Goal: Gather every line in the records below that contains the word "divider" and copy each one in full. Case counts, so only that exact capitalization is a match.

Information supplied:

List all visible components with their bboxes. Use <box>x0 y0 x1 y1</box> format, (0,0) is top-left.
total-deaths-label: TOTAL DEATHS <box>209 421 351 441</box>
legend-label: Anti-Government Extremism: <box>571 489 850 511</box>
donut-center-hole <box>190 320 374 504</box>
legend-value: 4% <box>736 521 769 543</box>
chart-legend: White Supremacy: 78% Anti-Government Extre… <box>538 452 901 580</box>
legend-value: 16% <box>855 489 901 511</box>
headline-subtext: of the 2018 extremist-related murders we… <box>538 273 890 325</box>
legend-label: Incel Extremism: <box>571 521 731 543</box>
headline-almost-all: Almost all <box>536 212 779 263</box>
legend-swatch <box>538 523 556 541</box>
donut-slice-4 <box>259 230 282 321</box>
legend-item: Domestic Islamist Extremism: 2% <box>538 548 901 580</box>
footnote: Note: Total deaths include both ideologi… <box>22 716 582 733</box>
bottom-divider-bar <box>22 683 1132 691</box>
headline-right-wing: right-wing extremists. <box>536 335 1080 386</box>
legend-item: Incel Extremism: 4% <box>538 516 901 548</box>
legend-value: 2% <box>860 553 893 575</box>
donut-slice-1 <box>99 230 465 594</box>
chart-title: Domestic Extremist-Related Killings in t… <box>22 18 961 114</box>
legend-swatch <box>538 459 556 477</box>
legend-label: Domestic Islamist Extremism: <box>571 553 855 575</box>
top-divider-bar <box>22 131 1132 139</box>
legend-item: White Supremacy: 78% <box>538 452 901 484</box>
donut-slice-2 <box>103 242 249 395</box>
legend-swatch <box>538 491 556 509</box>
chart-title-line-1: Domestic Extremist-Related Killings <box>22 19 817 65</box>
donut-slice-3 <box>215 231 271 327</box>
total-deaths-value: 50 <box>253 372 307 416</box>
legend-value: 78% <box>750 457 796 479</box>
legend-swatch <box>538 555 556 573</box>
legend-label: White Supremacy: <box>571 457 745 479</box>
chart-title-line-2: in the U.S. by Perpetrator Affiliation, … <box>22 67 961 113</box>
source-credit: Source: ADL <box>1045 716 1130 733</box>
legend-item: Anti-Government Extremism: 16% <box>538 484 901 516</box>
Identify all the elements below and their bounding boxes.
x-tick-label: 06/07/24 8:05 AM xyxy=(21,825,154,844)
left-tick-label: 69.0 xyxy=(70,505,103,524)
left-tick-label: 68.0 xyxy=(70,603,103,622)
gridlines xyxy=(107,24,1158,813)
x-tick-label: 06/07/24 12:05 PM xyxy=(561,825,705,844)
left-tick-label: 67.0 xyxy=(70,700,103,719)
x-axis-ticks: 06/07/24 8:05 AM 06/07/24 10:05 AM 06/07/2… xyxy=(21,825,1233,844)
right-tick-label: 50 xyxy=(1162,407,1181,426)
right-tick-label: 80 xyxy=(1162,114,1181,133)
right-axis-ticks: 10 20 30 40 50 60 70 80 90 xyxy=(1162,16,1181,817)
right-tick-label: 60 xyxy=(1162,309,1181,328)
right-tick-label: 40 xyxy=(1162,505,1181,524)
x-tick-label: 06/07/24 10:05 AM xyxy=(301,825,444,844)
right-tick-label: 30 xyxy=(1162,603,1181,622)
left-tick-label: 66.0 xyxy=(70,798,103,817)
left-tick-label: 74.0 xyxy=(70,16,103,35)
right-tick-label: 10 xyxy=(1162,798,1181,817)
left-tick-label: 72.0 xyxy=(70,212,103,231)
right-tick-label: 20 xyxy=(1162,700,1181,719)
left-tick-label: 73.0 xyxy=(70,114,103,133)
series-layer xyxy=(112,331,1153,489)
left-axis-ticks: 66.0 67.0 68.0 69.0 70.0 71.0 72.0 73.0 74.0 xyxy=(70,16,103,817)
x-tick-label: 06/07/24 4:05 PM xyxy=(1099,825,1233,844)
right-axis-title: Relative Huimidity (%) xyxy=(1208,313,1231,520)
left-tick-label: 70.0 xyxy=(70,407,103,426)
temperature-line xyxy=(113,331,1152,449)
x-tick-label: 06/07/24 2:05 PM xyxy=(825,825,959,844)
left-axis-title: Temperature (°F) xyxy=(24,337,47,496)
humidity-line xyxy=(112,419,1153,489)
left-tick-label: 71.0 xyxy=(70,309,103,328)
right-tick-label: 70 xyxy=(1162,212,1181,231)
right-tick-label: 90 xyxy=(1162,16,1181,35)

Output of the exercise:
bottom-divider-bar <box>22 683 1132 691</box>
top-divider-bar <box>22 131 1132 139</box>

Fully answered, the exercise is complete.